SELECTED EXTRACT =>

******************************

I thought that doing a four-day mission should make me a good person, but he has devoted his whole career and life to helping, including adopting 12 children himself -- and only one fully healthy. He studied at Johns Hopkins and could have lived a well-off life in America. But instead, he chose the path of living in Addis Ababa with Ethiopian Jews, where he could be their doctor, a friend and a part of their lives.
In Addis Ababa, we went to see some one-room, square huts that housed five people. I stepped into an old woman's hut and saw the dilapidated, stained walls with no light, straw mattresses and the few reed-woven goods that were the fiber of her life. But what really caught my eye was one picture frame crammed with five or six little shots of family members that had made it to Israel.
The old woman sitting on the coarse, straw mattress said that she had been told that she could go to Israel because she has family there. She left all of her belongings in Gondar and went to live with nothing in Addis Ababa. She has been waiting for nine years. I asked the translator to ask her who had told her to go to Israel. The old woman said in Amharic, "God."

******************************

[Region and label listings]
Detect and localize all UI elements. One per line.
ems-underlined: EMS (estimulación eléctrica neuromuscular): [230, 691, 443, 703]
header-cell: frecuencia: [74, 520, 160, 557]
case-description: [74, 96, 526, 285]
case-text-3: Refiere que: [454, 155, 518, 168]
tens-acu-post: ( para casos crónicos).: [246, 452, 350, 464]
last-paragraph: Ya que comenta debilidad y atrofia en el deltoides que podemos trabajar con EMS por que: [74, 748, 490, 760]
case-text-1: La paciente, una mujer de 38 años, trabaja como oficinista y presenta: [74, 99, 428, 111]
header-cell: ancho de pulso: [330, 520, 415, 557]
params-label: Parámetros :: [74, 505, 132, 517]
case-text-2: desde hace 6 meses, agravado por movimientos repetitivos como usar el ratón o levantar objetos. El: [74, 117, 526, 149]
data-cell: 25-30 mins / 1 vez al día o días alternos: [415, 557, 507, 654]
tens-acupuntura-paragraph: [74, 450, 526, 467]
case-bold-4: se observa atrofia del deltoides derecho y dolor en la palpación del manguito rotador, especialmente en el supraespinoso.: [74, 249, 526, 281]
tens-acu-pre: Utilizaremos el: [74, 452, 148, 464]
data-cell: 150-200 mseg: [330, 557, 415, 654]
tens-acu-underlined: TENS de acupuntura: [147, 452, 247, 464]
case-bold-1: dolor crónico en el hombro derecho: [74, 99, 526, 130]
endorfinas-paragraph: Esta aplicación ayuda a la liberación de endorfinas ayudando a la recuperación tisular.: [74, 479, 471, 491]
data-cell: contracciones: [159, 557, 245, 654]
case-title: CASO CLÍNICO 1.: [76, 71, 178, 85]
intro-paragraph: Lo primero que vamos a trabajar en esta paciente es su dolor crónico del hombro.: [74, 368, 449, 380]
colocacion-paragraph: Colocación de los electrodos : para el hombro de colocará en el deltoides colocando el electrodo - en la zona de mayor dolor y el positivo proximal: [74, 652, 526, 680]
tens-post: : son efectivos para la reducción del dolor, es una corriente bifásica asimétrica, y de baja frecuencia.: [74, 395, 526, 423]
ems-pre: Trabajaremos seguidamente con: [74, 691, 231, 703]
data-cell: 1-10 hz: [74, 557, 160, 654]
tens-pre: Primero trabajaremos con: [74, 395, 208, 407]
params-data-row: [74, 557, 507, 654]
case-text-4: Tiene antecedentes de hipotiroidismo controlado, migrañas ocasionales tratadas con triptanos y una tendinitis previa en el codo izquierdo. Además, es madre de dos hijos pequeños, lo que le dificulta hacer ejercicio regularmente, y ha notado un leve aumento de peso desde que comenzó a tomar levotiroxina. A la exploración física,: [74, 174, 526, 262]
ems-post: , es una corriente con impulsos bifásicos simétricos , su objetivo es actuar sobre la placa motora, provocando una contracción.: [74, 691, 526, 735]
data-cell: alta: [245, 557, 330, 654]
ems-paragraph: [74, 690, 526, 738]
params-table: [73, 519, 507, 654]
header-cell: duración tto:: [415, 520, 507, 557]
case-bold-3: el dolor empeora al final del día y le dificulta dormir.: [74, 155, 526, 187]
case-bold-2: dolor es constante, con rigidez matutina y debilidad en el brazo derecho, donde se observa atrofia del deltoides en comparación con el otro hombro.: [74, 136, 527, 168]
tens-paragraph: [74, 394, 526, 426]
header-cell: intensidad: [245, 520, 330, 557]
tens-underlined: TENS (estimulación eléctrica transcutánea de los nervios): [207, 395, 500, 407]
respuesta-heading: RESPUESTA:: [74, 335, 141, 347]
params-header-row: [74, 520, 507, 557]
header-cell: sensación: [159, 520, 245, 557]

******************************

WRITTEN TASKS =>
(1) Decide whether each statement agrees with the Addis Ababa account, answering yes or no and quoting the deciding words: (a) The doctor adopted 12 children, all of them fully healthy. (b) The old woman has been waiting for nine years. (c) The huts visited in Addis Ababa each housed two people.
(2) Name every country and city mentioned in the Addis Ababa account.
(3) Copy the passage of the Addis Ababa account between "In Addis Ababa, we" and "it to Israel.", inclusive.

FULL ANSWERS =>
(1)
(a) No: "including adopting 12 children himself -- and only one fully healthy"
(b) Yes: "She has been waiting for nine years."
(c) No: "one-room, square huts that housed five people"

(2) America, Addis Ababa, Israel, Gondar

(3)
In Addis Ababa, we went to see some one-room, square huts that housed five people. I stepped into an old woman's hut and saw the dilapidated, stained walls with no light, straw mattresses and the few reed-woven goods that were the fiber of her life. But what really caught my eye was one picture frame crammed with five or six little shots of family members that had made it to Israel.